Entries from a dataset
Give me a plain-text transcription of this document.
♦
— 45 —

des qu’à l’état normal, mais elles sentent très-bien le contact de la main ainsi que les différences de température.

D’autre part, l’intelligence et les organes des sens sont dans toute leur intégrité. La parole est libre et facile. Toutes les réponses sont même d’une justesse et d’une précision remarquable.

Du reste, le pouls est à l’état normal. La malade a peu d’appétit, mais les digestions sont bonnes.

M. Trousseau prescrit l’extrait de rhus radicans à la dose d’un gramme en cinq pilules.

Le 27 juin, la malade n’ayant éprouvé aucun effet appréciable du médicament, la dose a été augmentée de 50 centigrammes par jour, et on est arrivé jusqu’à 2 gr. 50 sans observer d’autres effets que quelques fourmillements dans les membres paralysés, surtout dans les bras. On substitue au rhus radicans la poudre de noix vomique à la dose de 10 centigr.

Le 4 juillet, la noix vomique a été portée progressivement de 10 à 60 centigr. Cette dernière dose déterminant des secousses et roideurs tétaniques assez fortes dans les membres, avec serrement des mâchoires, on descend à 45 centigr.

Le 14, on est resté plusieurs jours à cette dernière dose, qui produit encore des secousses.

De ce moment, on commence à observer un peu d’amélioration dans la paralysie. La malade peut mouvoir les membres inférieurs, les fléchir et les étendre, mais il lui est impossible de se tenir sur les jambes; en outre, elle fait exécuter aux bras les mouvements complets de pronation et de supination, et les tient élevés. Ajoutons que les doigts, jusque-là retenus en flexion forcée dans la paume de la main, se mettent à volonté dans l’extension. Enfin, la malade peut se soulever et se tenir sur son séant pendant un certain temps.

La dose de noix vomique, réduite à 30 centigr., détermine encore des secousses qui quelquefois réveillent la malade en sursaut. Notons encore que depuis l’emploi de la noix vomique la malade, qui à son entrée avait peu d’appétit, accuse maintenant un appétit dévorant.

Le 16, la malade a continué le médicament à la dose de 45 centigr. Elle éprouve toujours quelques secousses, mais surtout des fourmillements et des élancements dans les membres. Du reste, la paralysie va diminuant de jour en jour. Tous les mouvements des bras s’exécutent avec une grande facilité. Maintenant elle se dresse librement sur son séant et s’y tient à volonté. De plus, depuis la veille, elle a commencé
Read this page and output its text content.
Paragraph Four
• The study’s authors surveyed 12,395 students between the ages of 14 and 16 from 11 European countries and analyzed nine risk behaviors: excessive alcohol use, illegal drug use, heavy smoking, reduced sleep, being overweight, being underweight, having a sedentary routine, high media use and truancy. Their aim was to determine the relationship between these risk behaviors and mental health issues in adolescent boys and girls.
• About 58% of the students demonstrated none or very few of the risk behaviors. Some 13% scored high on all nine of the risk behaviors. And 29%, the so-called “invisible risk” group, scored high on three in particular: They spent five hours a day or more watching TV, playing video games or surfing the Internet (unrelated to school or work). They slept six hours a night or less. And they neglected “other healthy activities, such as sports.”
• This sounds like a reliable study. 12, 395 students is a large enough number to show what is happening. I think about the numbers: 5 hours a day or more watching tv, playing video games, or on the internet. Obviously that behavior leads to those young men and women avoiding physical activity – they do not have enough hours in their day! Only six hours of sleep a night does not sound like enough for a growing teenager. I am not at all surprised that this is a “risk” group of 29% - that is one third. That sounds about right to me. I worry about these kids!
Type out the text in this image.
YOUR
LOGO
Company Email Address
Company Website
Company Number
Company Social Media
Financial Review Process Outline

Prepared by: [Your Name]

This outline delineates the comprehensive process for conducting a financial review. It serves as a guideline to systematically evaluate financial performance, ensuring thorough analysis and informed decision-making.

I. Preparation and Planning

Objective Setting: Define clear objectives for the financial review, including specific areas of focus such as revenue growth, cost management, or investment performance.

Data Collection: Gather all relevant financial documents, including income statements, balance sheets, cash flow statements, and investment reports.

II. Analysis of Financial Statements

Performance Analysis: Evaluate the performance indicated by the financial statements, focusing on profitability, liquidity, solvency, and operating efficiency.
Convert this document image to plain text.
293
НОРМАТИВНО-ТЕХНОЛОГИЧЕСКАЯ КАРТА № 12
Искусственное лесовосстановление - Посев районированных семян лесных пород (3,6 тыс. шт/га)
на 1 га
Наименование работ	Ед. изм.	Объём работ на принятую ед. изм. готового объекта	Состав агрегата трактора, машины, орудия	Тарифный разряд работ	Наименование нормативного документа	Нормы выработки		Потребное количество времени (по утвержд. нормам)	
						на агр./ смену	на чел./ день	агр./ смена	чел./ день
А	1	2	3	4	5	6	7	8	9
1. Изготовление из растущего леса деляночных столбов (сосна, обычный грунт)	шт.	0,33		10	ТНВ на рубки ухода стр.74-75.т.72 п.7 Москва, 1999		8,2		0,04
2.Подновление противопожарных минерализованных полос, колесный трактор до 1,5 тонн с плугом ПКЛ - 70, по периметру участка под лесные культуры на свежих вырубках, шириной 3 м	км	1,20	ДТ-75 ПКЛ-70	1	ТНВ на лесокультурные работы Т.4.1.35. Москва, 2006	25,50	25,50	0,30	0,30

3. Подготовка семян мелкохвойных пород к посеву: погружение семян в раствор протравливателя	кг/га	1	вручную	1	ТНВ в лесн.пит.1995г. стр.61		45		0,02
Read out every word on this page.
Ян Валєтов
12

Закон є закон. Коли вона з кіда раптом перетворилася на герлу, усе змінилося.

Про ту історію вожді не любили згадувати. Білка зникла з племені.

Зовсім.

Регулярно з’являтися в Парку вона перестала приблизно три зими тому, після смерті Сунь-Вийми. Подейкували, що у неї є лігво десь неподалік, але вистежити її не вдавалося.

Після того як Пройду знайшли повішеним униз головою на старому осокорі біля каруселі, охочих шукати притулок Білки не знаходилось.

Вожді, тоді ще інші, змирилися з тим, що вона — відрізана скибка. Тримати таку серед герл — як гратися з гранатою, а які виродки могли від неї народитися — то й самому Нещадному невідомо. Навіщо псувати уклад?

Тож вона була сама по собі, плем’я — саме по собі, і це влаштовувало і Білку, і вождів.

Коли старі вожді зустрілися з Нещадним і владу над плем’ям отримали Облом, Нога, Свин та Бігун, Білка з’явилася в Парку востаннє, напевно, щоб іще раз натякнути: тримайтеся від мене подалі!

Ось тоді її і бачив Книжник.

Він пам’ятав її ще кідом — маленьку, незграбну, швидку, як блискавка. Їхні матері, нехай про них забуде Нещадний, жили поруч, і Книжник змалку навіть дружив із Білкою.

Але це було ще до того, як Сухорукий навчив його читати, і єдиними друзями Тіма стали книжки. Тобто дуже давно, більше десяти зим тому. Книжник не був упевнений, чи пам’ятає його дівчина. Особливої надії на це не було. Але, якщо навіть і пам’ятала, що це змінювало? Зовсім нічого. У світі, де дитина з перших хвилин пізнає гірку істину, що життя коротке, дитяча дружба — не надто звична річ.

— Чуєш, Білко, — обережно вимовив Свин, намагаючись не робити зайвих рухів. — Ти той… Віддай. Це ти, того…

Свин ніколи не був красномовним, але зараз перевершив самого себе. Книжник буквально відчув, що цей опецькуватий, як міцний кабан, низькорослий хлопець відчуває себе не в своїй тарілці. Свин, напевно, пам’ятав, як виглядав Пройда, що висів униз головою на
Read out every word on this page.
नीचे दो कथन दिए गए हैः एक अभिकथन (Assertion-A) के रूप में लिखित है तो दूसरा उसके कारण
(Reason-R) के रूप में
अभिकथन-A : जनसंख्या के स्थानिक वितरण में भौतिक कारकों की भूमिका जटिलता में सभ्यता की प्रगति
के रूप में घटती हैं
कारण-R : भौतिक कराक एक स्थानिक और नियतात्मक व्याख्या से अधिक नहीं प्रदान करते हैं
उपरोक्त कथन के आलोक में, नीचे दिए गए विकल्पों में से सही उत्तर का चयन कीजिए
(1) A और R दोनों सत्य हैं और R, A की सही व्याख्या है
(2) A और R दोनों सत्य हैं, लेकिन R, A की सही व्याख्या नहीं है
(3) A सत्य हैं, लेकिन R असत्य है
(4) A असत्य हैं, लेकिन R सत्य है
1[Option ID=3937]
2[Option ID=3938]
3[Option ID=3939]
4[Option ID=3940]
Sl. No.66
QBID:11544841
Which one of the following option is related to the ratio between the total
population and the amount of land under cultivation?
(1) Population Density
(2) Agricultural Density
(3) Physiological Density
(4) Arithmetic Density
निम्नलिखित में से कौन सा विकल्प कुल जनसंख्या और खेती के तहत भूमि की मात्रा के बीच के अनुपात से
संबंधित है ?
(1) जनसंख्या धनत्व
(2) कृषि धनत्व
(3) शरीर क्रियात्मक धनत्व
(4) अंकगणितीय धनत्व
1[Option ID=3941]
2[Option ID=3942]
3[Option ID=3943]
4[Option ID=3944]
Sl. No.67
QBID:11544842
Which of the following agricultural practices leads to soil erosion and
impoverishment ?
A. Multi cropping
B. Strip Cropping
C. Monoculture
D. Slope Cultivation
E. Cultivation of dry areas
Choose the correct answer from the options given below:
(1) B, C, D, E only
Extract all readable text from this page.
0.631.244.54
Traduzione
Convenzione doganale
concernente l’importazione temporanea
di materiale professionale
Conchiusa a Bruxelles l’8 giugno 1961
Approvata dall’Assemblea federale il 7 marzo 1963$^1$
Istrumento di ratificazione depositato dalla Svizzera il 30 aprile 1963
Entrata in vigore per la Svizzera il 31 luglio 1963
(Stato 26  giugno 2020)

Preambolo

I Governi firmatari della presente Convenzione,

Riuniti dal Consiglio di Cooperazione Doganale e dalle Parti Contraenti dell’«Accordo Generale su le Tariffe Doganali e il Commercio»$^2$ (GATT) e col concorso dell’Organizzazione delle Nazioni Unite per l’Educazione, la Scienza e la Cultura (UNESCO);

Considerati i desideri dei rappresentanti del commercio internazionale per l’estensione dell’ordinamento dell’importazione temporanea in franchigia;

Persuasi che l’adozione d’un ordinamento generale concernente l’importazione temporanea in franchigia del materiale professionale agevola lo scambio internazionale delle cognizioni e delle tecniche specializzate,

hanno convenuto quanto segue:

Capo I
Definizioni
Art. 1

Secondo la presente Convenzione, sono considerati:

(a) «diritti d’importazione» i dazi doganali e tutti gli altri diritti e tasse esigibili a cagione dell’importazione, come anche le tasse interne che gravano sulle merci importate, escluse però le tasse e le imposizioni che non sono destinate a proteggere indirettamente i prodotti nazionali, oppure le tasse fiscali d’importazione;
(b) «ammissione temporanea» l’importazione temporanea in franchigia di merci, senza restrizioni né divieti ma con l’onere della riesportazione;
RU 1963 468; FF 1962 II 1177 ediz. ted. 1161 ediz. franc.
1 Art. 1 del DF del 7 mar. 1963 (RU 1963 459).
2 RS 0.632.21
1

- **TASK TO CARRY OUT**
Check the records above line by line and tally those holding the string "franchigia". Answer with the number only.

- **THE REPLY**
3